Set exercise: How many lines of the material below contain the string "кроме"? Answer with the number and nothing else.

%%

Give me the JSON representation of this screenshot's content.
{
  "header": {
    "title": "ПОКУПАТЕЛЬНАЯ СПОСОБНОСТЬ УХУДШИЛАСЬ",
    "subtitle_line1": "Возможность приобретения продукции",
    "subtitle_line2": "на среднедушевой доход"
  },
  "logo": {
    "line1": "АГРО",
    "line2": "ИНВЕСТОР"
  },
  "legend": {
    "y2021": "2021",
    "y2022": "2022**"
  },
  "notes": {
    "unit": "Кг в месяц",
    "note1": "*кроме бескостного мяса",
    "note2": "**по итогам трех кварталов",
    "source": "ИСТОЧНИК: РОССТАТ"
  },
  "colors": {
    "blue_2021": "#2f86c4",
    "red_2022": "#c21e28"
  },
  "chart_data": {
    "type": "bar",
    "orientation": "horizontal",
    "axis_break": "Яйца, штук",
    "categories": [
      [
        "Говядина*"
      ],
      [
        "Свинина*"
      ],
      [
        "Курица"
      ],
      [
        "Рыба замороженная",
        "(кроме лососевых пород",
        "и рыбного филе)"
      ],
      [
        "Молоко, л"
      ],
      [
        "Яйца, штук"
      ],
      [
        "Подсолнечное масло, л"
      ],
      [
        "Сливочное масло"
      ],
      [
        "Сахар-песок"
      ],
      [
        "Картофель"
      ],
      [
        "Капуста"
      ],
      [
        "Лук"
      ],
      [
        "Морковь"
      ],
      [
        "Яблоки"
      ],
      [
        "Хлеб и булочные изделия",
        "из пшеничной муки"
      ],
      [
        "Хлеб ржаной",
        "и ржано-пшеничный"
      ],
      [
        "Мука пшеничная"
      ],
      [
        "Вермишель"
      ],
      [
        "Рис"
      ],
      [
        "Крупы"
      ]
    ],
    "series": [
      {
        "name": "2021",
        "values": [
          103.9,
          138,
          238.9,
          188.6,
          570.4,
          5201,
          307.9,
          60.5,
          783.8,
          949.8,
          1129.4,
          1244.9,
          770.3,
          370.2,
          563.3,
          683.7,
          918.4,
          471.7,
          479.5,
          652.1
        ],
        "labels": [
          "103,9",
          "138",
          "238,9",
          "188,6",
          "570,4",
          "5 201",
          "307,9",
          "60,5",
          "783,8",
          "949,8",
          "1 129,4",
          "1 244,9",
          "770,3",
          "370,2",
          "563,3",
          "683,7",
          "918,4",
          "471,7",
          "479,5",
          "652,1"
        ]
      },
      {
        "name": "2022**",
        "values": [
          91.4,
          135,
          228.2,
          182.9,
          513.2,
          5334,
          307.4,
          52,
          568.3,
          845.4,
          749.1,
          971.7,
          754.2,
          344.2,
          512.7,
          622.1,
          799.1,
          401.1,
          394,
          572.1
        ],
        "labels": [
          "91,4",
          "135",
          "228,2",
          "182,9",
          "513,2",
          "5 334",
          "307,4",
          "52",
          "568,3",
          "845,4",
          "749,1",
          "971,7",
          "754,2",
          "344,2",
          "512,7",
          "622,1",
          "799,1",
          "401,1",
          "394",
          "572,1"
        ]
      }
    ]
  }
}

%%

Correct output: 2